— START Exercise input —

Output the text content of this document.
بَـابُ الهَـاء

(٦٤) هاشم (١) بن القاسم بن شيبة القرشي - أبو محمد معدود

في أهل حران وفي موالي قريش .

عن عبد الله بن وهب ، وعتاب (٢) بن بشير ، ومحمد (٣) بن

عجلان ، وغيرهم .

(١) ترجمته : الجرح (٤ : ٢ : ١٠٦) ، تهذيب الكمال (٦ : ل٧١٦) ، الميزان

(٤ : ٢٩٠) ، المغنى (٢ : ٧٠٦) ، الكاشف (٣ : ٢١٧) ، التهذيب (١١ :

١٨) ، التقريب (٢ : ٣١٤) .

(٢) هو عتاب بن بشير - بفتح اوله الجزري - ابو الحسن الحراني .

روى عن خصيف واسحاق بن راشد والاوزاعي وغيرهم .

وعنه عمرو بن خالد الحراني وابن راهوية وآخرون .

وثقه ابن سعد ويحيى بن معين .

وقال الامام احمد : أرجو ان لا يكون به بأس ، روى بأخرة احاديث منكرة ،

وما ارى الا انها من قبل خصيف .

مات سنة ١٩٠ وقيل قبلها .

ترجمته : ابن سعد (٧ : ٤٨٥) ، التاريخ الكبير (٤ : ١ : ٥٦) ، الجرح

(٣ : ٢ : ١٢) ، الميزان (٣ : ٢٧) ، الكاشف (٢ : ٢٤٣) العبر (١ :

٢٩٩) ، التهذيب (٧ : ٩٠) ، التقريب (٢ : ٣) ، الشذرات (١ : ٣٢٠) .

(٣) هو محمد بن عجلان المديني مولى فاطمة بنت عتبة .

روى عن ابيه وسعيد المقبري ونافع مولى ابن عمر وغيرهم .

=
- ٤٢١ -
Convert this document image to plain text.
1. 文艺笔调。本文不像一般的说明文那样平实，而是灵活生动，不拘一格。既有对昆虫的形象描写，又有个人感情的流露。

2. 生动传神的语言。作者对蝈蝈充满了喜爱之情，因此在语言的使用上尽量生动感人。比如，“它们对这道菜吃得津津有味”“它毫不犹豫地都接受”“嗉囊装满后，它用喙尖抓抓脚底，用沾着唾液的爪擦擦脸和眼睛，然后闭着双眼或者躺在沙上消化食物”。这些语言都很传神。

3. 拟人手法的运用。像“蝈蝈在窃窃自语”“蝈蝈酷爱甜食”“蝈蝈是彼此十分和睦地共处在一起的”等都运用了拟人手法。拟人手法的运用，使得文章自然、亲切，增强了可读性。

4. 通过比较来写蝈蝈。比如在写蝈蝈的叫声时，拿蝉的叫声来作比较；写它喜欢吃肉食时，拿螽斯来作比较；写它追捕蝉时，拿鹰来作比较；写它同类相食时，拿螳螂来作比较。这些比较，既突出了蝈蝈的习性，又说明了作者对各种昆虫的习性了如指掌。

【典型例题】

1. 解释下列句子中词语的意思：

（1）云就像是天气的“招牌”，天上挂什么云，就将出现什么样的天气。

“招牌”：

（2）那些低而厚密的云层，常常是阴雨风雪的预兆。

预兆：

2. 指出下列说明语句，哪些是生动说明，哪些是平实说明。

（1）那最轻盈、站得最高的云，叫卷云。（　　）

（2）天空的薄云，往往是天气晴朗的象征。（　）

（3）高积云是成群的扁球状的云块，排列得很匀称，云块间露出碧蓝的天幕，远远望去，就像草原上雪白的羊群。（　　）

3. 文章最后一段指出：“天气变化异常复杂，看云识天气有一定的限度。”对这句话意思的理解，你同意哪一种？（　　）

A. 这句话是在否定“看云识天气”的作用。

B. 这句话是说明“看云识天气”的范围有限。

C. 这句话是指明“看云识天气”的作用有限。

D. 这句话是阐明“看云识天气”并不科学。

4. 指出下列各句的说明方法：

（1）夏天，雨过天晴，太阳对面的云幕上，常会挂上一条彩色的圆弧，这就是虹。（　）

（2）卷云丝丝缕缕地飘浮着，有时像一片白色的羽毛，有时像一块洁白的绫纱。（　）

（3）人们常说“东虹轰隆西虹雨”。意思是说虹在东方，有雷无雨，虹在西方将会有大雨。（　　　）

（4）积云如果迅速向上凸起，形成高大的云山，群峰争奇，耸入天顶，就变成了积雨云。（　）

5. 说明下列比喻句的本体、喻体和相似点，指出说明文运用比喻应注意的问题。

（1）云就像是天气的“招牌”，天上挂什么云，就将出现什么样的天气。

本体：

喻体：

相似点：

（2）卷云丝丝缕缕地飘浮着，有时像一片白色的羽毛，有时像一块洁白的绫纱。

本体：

— END Exercise input —

**Your instructions**.
The records above should be repeated in full, exactly as given.

**The answer**.
Output the text content of this document.
بَـابُ الهَـاء

(٦٤) هاشم (١) بن القاسم بن شيبة القرشي - أبو محمد معدود

في أهل حران وفي موالي قريش .

عن عبد الله بن وهب ، وعتاب (٢) بن بشير ، ومحمد (٣) بن

عجلان ، وغيرهم .

(١) ترجمته : الجرح (٤ : ٢ : ١٠٦) ، تهذيب الكمال (٦ : ل٧١٦) ، الميزان

(٤ : ٢٩٠) ، المغنى (٢ : ٧٠٦) ، الكاشف (٣ : ٢١٧) ، التهذيب (١١ :

١٨) ، التقريب (٢ : ٣١٤) .

(٢) هو عتاب بن بشير - بفتح اوله الجزري - ابو الحسن الحراني .

روى عن خصيف واسحاق بن راشد والاوزاعي وغيرهم .

وعنه عمرو بن خالد الحراني وابن راهوية وآخرون .

وثقه ابن سعد ويحيى بن معين .

وقال الامام احمد : أرجو ان لا يكون به بأس ، روى بأخرة احاديث منكرة ،

وما ارى الا انها من قبل خصيف .

مات سنة ١٩٠ وقيل قبلها .

ترجمته : ابن سعد (٧ : ٤٨٥) ، التاريخ الكبير (٤ : ١ : ٥٦) ، الجرح

(٣ : ٢ : ١٢) ، الميزان (٣ : ٢٧) ، الكاشف (٢ : ٢٤٣) العبر (١ :

٢٩٩) ، التهذيب (٧ : ٩٠) ، التقريب (٢ : ٣) ، الشذرات (١ : ٣٢٠) .

(٣) هو محمد بن عجلان المديني مولى فاطمة بنت عتبة .

روى عن ابيه وسعيد المقبري ونافع مولى ابن عمر وغيرهم .

=
- ٤٢١ -
Convert this document image to plain text.
1. 文艺笔调。本文不像一般的说明文那样平实，而是灵活生动，不拘一格。既有对昆虫的形象描写，又有个人感情的流露。

2. 生动传神的语言。作者对蝈蝈充满了喜爱之情，因此在语言的使用上尽量生动感人。比如，“它们对这道菜吃得津津有味”“它毫不犹豫地都接受”“嗉囊装满后，它用喙尖抓抓脚底，用沾着唾液的爪擦擦脸和眼睛，然后闭着双眼或者躺在沙上消化食物”。这些语言都很传神。

3. 拟人手法的运用。像“蝈蝈在窃窃自语”“蝈蝈酷爱甜食”“蝈蝈是彼此十分和睦地共处在一起的”等都运用了拟人手法。拟人手法的运用，使得文章自然、亲切，增强了可读性。

4. 通过比较来写蝈蝈。比如在写蝈蝈的叫声时，拿蝉的叫声来作比较；写它喜欢吃肉食时，拿螽斯来作比较；写它追捕蝉时，拿鹰来作比较；写它同类相食时，拿螳螂来作比较。这些比较，既突出了蝈蝈的习性，又说明了作者对各种昆虫的习性了如指掌。

【典型例题】

1. 解释下列句子中词语的意思：

（1）云就像是天气的“招牌”，天上挂什么云，就将出现什么样的天气。

“招牌”：

（2）那些低而厚密的云层，常常是阴雨风雪的预兆。

预兆：

2. 指出下列说明语句，哪些是生动说明，哪些是平实说明。

（1）那最轻盈、站得最高的云，叫卷云。（　　）

（2）天空的薄云，往往是天气晴朗的象征。（　）

（3）高积云是成群的扁球状的云块，排列得很匀称，云块间露出碧蓝的天幕，远远望去，就像草原上雪白的羊群。（　　）

3. 文章最后一段指出：“天气变化异常复杂，看云识天气有一定的限度。”对这句话意思的理解，你同意哪一种？（　　）

A. 这句话是在否定“看云识天气”的作用。

B. 这句话是说明“看云识天气”的范围有限。

C. 这句话是指明“看云识天气”的作用有限。

D. 这句话是阐明“看云识天气”并不科学。

4. 指出下列各句的说明方法：

（1）夏天，雨过天晴，太阳对面的云幕上，常会挂上一条彩色的圆弧，这就是虹。（　）

（2）卷云丝丝缕缕地飘浮着，有时像一片白色的羽毛，有时像一块洁白的绫纱。（　）

（3）人们常说“东虹轰隆西虹雨”。意思是说虹在东方，有雷无雨，虹在西方将会有大雨。（　　　）

（4）积云如果迅速向上凸起，形成高大的云山，群峰争奇，耸入天顶，就变成了积雨云。（　）

5. 说明下列比喻句的本体、喻体和相似点，指出说明文运用比喻应注意的问题。

（1）云就像是天气的“招牌”，天上挂什么云，就将出现什么样的天气。

本体：

喻体：

相似点：

（2）卷云丝丝缕缕地飘浮着，有时像一片白色的羽毛，有时像一块洁白的绫纱。

本体：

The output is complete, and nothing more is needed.